## Your objective:
Records follow. Select each line holding "xlabel".

◇ ◇ ◇

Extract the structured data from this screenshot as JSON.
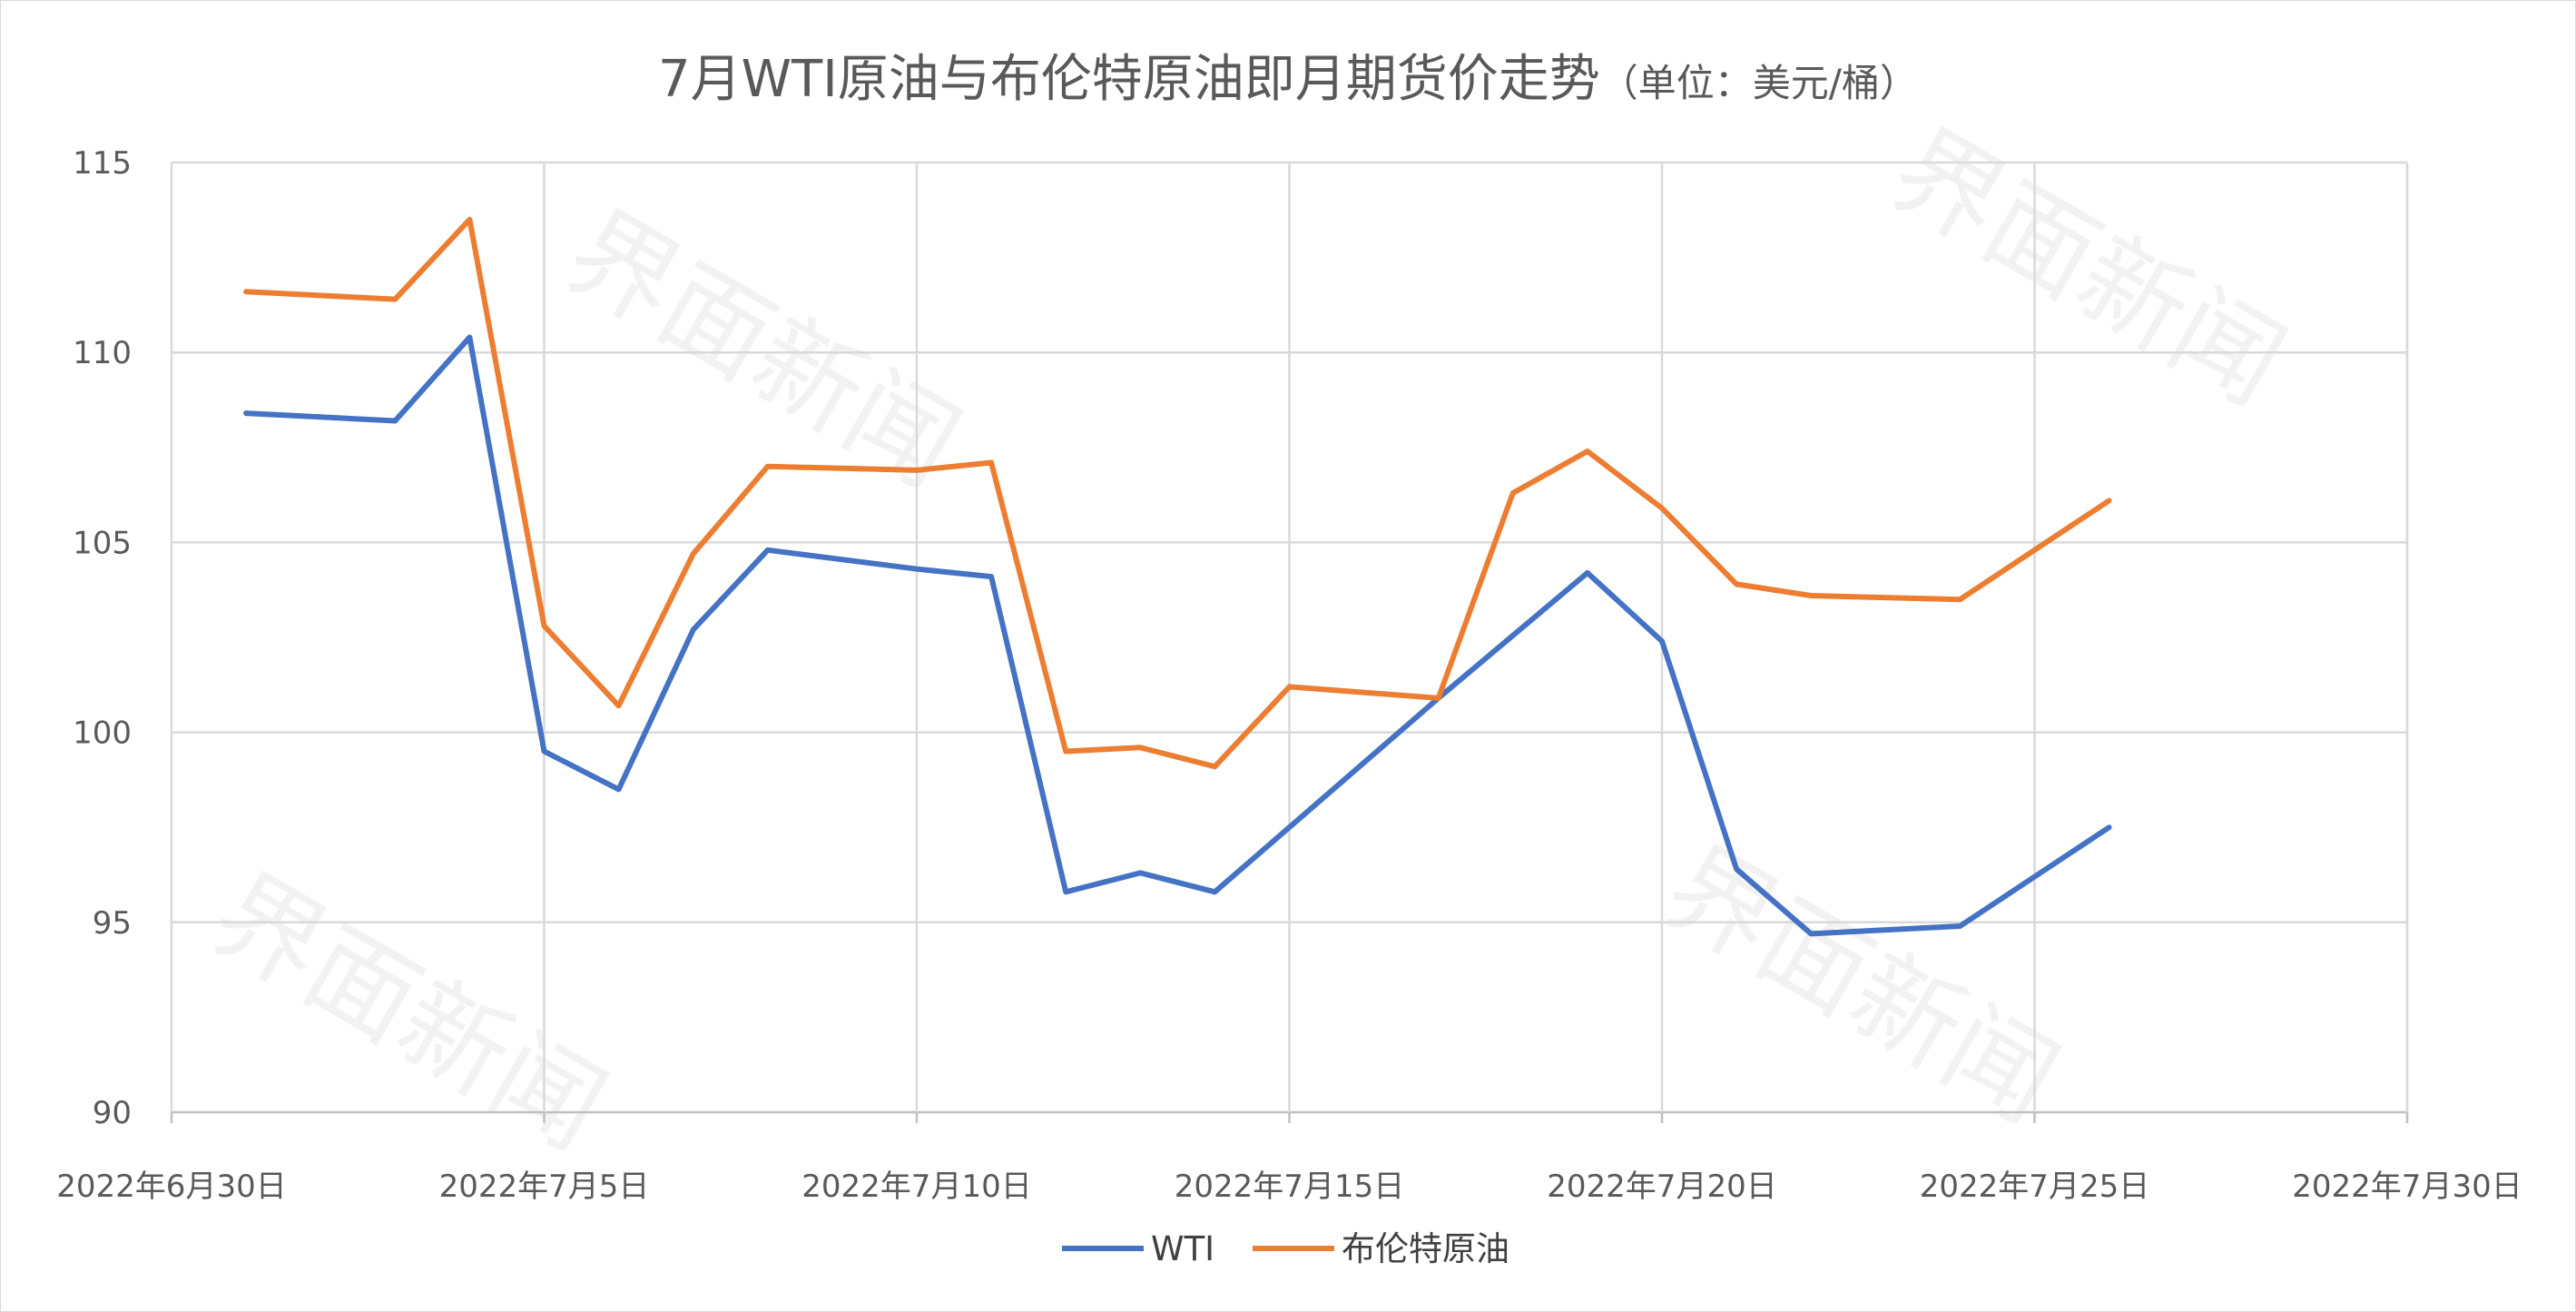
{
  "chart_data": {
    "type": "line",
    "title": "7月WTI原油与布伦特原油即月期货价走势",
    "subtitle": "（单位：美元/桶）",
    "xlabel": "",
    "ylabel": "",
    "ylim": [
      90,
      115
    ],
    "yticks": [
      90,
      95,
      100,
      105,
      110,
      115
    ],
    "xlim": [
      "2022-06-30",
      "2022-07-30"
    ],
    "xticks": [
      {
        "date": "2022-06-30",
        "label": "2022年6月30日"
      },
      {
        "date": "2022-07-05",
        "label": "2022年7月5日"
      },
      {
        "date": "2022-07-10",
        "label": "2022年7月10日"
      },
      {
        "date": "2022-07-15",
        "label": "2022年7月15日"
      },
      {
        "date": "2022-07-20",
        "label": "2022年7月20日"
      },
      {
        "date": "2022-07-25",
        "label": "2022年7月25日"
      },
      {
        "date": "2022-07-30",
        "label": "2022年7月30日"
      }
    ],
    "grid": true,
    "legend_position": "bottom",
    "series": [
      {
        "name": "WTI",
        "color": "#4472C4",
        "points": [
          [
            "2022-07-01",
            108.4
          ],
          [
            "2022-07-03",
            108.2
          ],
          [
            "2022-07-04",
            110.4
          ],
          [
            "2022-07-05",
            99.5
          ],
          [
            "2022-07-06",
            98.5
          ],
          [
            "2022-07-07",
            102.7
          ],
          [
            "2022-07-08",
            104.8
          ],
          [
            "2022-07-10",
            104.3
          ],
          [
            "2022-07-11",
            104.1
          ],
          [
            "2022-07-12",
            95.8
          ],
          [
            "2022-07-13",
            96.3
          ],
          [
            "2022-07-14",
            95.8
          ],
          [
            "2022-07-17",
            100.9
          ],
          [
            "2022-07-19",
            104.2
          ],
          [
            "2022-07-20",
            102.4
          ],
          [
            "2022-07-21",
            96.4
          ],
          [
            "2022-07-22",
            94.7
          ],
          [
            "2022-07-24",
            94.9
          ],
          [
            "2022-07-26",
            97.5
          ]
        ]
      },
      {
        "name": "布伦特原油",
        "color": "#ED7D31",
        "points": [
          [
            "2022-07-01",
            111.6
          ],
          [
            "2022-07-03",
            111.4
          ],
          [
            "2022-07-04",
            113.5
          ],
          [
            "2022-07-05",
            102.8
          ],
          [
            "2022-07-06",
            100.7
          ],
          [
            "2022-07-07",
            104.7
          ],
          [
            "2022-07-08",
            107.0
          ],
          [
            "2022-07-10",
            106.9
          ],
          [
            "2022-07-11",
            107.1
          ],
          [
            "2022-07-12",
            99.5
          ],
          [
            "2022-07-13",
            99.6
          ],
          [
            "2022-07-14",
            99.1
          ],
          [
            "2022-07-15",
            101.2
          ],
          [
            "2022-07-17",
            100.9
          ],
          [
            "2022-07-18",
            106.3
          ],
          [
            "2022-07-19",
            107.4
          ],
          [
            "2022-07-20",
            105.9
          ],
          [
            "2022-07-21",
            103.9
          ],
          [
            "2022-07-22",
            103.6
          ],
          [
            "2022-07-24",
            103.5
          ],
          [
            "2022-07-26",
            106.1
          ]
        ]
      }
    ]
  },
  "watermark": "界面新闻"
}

◇ ◇ ◇

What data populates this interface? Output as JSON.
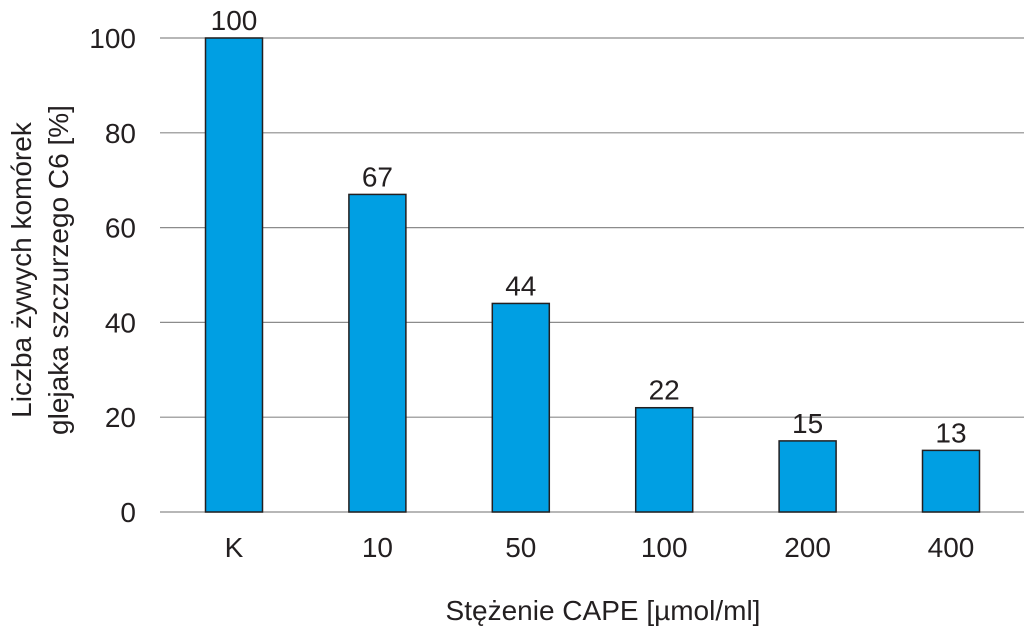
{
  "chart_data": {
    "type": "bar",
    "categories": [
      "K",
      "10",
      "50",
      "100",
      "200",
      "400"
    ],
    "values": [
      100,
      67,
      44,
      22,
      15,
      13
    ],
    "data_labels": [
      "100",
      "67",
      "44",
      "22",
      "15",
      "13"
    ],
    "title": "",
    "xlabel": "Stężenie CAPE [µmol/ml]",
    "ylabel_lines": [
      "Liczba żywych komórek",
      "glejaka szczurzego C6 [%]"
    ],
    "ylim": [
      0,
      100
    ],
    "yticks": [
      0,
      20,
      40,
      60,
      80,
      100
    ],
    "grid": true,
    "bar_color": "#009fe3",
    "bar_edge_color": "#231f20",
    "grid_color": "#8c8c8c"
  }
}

◇ ◇ ◇

## Exercise result:
    "xlabel": "",
    "xlabel": "Stężenie CAPE [µmol/ml]",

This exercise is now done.